Copy out lines with the word "сейчас" from the material that follows.

= Data entries =
######

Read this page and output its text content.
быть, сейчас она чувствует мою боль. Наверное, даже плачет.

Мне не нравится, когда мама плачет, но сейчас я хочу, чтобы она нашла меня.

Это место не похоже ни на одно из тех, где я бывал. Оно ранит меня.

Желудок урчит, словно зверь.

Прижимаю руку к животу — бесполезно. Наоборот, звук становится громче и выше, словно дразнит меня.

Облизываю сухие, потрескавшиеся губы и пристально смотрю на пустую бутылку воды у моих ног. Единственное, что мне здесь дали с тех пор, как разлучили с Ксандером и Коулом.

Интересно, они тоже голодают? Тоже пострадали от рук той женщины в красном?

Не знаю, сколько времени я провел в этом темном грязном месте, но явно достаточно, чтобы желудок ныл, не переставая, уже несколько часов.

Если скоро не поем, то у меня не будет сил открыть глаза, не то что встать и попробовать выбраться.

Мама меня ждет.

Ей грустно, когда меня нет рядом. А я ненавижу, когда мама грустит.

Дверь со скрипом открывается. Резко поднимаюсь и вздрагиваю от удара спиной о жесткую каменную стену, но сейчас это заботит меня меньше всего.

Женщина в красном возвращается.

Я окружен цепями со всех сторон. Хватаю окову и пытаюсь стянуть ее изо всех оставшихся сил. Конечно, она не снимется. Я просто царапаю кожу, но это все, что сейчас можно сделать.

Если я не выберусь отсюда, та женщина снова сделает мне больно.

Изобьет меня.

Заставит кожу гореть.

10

######

= PROBLEM SOLUTION =
быть, сейчас она чувствует мою боль. Наверное, даже плачет.
Мне не нравится, когда мама плачет, но сейчас я хочу, чтобы она нашла меня.
Дверь со скрипом открывается. Резко поднимаюсь и вздрагиваю от удара спиной о жесткую каменную стену, но сейчас это заботит меня меньше всего.
Я окружен цепями со всех сторон. Хватаю окову и пытаюсь стянуть ее изо всех оставшихся сил. Конечно, она не снимется. Я просто царапаю кожу, но это все, что сейчас можно сделать.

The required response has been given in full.